┌─ Supplied material

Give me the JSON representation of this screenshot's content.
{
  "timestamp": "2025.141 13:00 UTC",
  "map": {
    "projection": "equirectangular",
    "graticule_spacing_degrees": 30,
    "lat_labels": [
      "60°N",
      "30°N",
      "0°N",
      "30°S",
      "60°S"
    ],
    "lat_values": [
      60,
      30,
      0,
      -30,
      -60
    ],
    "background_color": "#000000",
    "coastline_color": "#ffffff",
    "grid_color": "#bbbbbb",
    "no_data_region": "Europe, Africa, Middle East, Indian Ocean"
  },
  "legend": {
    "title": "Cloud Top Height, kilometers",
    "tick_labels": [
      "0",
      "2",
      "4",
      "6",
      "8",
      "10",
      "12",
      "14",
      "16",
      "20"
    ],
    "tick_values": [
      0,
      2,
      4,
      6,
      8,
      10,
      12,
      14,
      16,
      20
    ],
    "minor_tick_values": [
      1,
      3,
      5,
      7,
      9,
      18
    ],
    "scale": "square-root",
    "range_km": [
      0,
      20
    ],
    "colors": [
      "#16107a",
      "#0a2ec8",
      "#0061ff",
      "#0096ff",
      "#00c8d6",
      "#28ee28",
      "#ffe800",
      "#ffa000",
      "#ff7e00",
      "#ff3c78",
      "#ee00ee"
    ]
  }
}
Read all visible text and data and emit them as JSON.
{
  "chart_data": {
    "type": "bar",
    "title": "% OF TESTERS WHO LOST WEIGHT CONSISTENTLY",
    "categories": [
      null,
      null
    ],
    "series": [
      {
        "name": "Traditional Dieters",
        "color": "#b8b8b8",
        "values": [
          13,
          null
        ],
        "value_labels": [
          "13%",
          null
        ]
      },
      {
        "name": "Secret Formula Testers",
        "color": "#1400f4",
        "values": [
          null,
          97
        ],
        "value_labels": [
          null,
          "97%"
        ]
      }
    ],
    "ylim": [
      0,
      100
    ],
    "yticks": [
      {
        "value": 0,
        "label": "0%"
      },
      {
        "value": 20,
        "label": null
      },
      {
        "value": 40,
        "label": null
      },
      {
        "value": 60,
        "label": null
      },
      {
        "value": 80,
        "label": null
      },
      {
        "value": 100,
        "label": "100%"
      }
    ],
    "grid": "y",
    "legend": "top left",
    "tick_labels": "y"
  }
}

└─

> [Exercise description] Pick each line holding the word "name" out of the data and copy it.

> [Task output]
        "name": "Traditional Dieters",
        "name": "Secret Formula Testers",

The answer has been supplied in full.